WHAT NEEDS TO BE DONE
Copy out each line in the material below that has the word "考试时间".
===== EXERCISE INPUTS =====
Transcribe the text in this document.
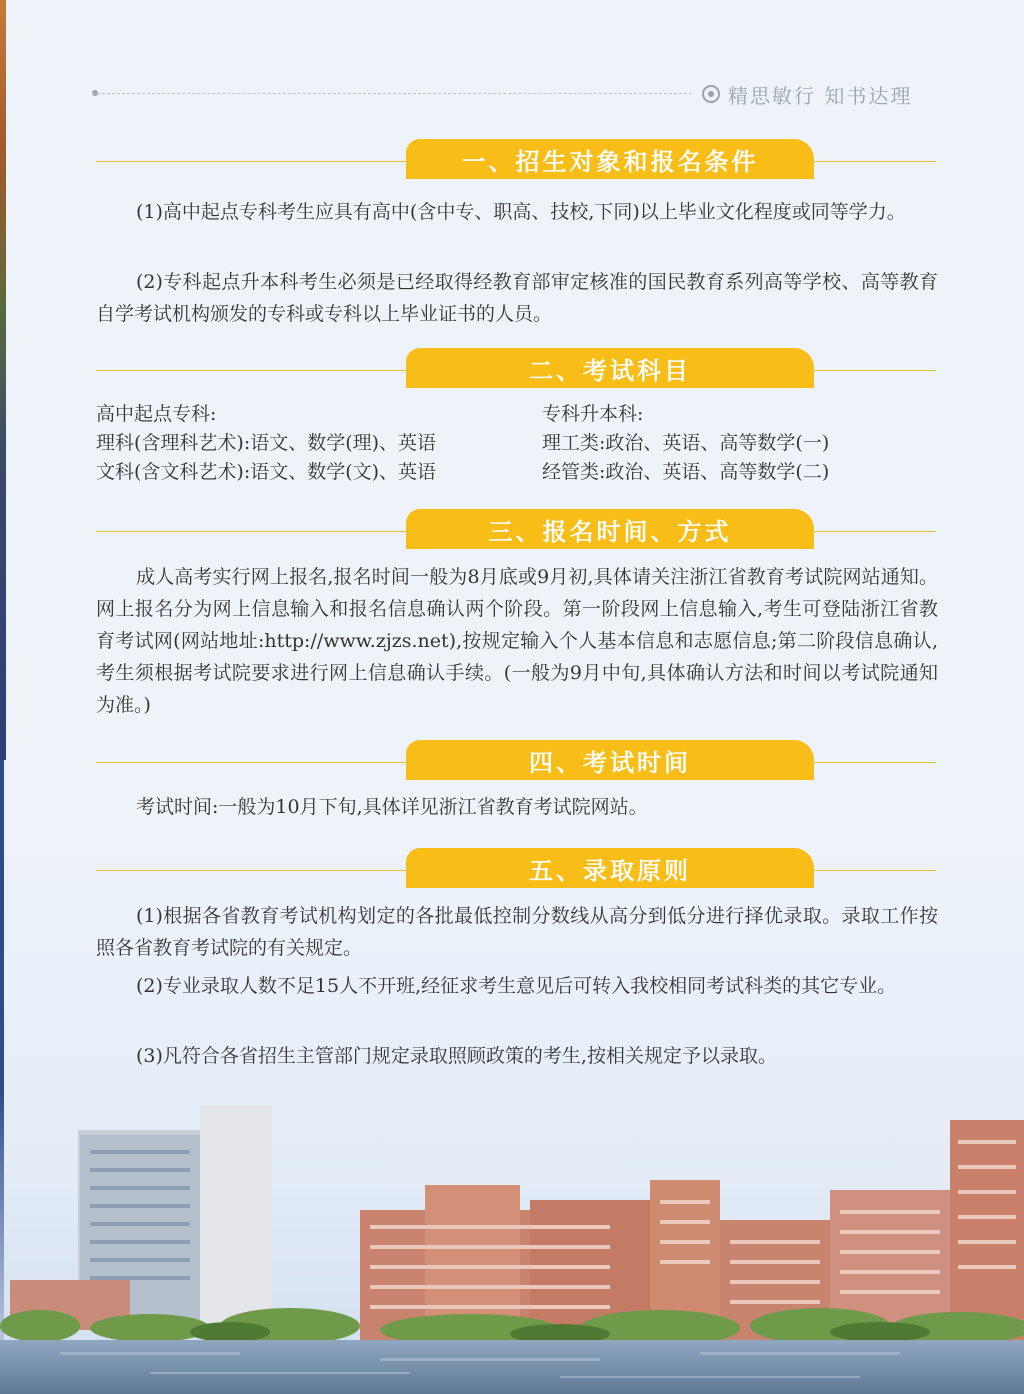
精思敏行 知书达理
一、招生对象和报名条件
(1)高中起点专科考生应具有高中(含中专、职高、技校,下同)以上毕业文化程度或同等学力。
(2)专科起点升本科考生必须是已经取得经教育部审定核准的国民教育系列高等学校、高等教育自学考试机构颁发的专科或专科以上毕业证书的人员。
二、考试科目
高中起点专科:
理科(含理科艺术):语文、数学(理)、英语
文科(含文科艺术):语文、数学(文)、英语
专科升本科:
理工类:政治、英语、高等数学(一)
经管类:政治、英语、高等数学(二)
三、报名时间、方式
成人高考实行网上报名,报名时间一般为8月底或9月初,具体请关注浙江省教育考试院网站通知。网上报名分为网上信息输入和报名信息确认两个阶段。第一阶段网上信息输入,考生可登陆浙江省教育考试网(网站地址:http://www.zjzs.net),按规定输入个人基本信息和志愿信息;第二阶段信息确认,考生须根据考试院要求进行网上信息确认手续。(一般为9月中旬,具体确认方法和时间以考试院通知为准。)
四、考试时间
考试时间:一般为10月下旬,具体详见浙江省教育考试院网站。
五、录取原则
(1)根据各省教育考试机构划定的各批最低控制分数线从高分到低分进行择优录取。录取工作按照各省教育考试院的有关规定。
(2)专业录取人数不足15人不开班,经征求考生意见后可转入我校相同考试科类的其它专业。
(3)凡符合各省招生主管部门规定录取照顾政策的考生,按相关规定予以录取。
=====
TASK ANSWER
四、考试时间
考试时间:一般为10月下旬,具体详见浙江省教育考试院网站。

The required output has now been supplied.